What you will do -> Extract the lines that hold the string "زياد".

Data shown ->
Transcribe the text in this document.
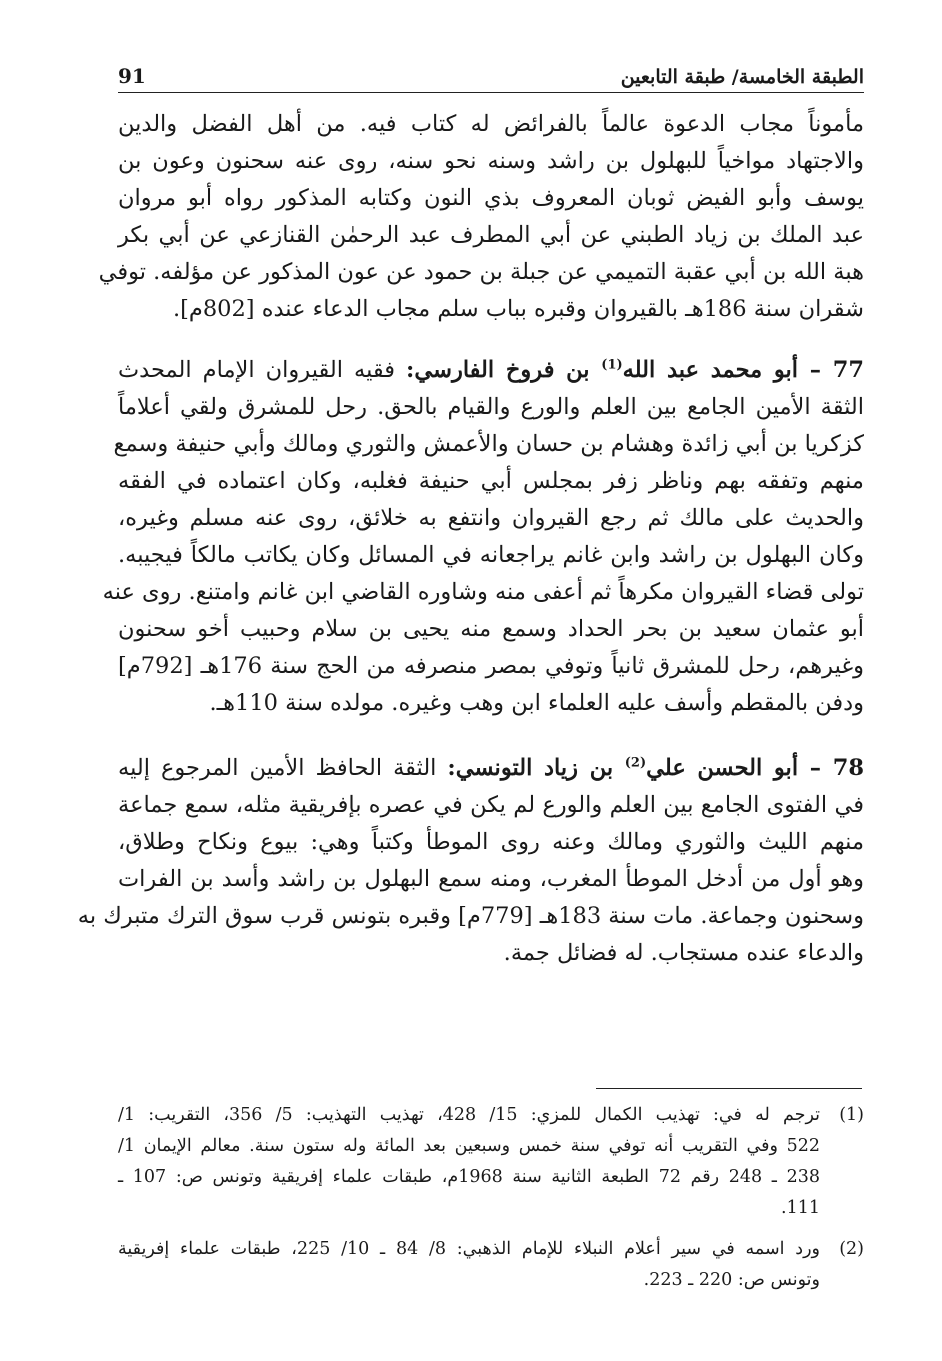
91	الطبقة الخامسة/ طبقة التابعين
مأموناً مجاب الدعوة عالماً بالفرائض له كتاب فيه. من أهل الفضل والدين
والاجتهاد مواخياً للبهلول بن راشد وسنه نحو سنه، روى عنه سحنون وعون بن
يوسف وأبو الفيض ثوبان المعروف بذي النون وكتابه المذكور رواه أبو مروان
عبد الملك بن زياد الطبني عن أبي المطرف عبد الرحمٰن القنازعي عن أبي بكر
هبة الله بن أبي عقبة التميمي عن جبلة بن حمود عن عون المذكور عن مؤلفه. توفي
شقران سنة 186هـ بالقيروان وقبره بباب سلم مجاب الدعاء عنده [802م].
77 – أبو محمد عبد الله$^{(1)}$ بن فروخ الفارسي: فقيه القيروان الإمام المحدث
الثقة الأمين الجامع بين العلم والورع والقيام بالحق. رحل للمشرق ولقي أعلاماً
كزكريا بن أبي زائدة وهشام بن حسان والأعمش والثوري ومالك وأبي حنيفة وسمع
منهم وتفقه بهم وناظر زفر بمجلس أبي حنيفة فغلبه، وكان اعتماده في الفقه
والحديث على مالك ثم رجع القيروان وانتفع به خلائق، روى عنه مسلم وغيره،
وكان البهلول بن راشد وابن غانم يراجعانه في المسائل وكان يكاتب مالكاً فيجيبه.
تولى قضاء القيروان مكرهاً ثم أعفى منه وشاوره القاضي ابن غانم وامتنع. روى عنه
أبو عثمان سعيد بن بحر الحداد وسمع منه يحيى بن سلام وحبيب أخو سحنون
وغيرهم، رحل للمشرق ثانياً وتوفي بمصر منصرفه من الحج سنة 176هـ [792م]
ودفن بالمقطم وأسف عليه العلماء ابن وهب وغيره. مولده سنة 110هـ.
78 – أبو الحسن علي$^{(2)}$ بن زياد التونسي: الثقة الحافظ الأمين المرجوع إليه
في الفتوى الجامع بين العلم والورع لم يكن في عصره بإفريقية مثله، سمع جماعة
منهم الليث والثوري ومالك وعنه روى الموطأ وكتباً وهي: بيوع ونكاح وطلاق،
وهو أول من أدخل الموطأ المغرب، ومنه سمع البهلول بن راشد وأسد بن الفرات
وسحنون وجماعة. مات سنة 183هـ [779م] وقبره بتونس قرب سوق الترك متبرك به
والدعاء عنده مستجاب. له فضائل جمة.
(1)
ترجم له في: تهذيب الكمال للمزي: 15/ 428، تهذيب التهذيب: 5/ 356، التقريب: 1/
522 وفي التقريب أنه توفي سنة خمس وسبعين بعد المائة وله ستون سنة. معالم الإيمان 1/
238 ـ 248 رقم 72 الطبعة الثانية سنة 1968م، طبقات علماء إفريقية وتونس ص: 107 ـ
111.
(2)
ورد اسمه في سير أعلام النبلاء للإمام الذهبي: 8/ 84 ـ 10/ 225، طبقات علماء إفريقية
وتونس ص: 220 ـ 223.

The completed task ->
عبد الملك بن زياد الطبني عن أبي المطرف عبد الرحمٰن القنازعي عن أبي بكر
78 – أبو الحسن علي$^{(2)}$ بن زياد التونسي: الثقة الحافظ الأمين المرجوع إليه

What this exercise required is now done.